Exercise instructions >>
1. Copy the phase retrieval text from "Modified Bronnikov Algorithm (the" down to "var.show(test_MBA)", swapping "test_MBA" for "result_MBA" wherever it appears.
2. Extend the phase retrieval text, picking up right after its last line.
— Start Passage shown —
Note, that Paganin reconstruction retrieves the phase but blurs the image. There is possibility to use unsharp filter to make image sharper (check the formalism here - https://scripts.iucr.org/cgi-bin/paper?mo5009):

In [286]:
w = 2 #width of gauss kernel 
stabilizer = 0.3 # weight
proba = phare.anka_filter(test_paganin, w, stabilizer)
var.show(proba)

See, it became sharper because we used high frequencies from the original image

Modified Bronnikov Algorithm (the same logic and similar results as for Paganin).

In [287]:
#Modified Bronnikov Algorithm
beta_delta_MBA = 0.1
test_MBA = phare.MBA(filtered, fresnelN, beta_delta_MBA)
var.show(test_MBA)
In [288]:
# Bronnikov Aided Correction
# gamma is a weight of the filter - the same logic as for unsharp filter in Paganin
gamma = 0.1 

test_BAC = phare.BAC(filtered, fresnelN, beta_delta_MBA, gamma)
var.show(test_BAC)

Single-distance CTF (Cloetens et al)
— End Passage shown —
— Start Supplied material —
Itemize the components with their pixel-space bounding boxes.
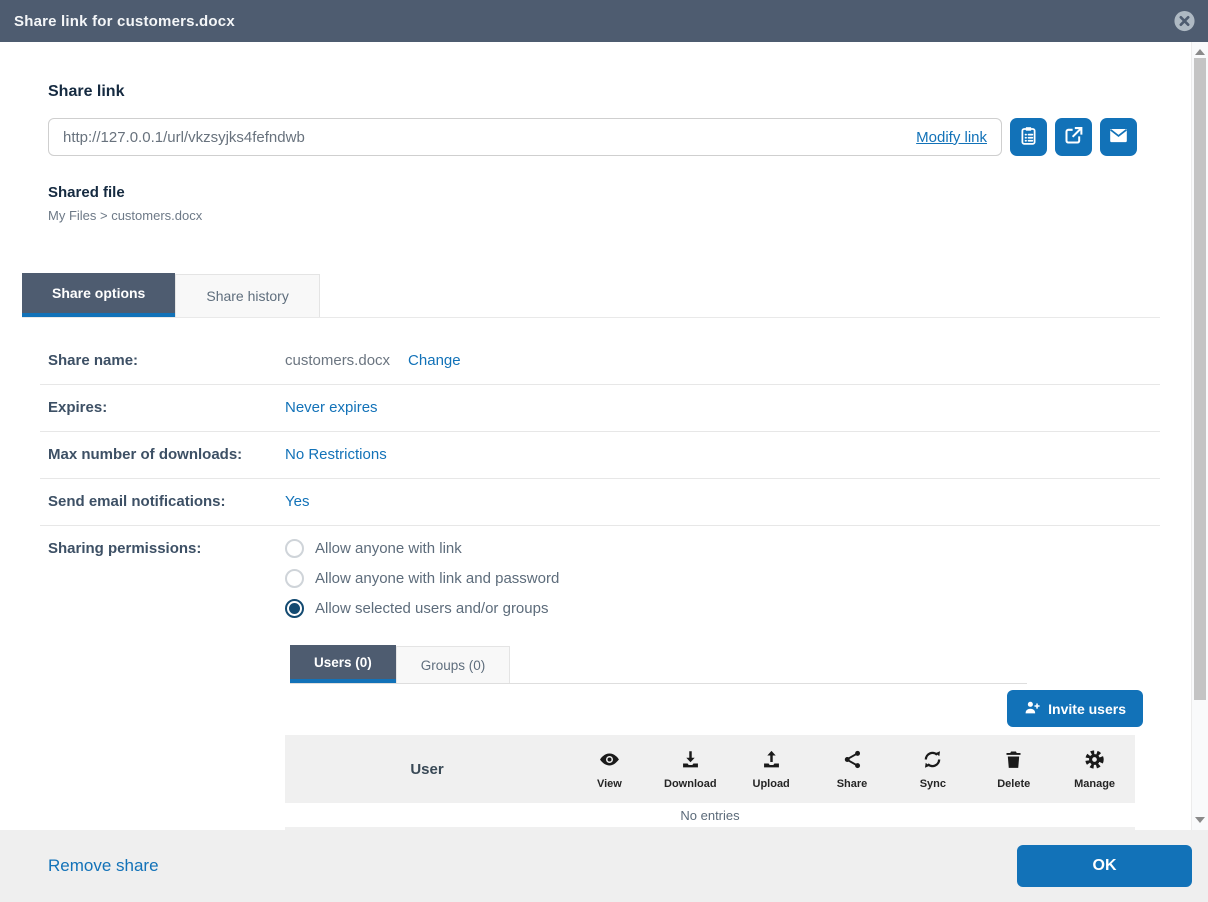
— End Supplied material —
Results in order >>
1.
Modified Bronnikov Algorithm (the same logic and similar results as for Paganin).

In [287]:
#Modified Bronnikov Algorithm
beta_delta_MBA = 0.1
result_MBA = phare.MBA(filtered, fresnelN, beta_delta_MBA)
var.show(result_MBA)

2.
In [289]:
# CTF retrieval 
from maximus48 import monochromaticCTF as CTF

beta_delta = 0.15               
zero_compensation = 0.1 #parameter to cut-off higher frequencies

test_CTF = CTF.single_distance_CTF(filtered, beta_delta, fresnelN, zero_compensation)
var.show(test_CTF)

As you may see, it gives nice results, comparable to Paganin filter in terms of speed and phase retrieval. However, when used with a single distance, this filter introduces stripe artifacts (see below). The best way to minimize them is to use at least 4-distance phase retrieval. Check my other example to get understanding of how it can be done.

In [291]:
var.show(test_CTF[1550:,400:1000])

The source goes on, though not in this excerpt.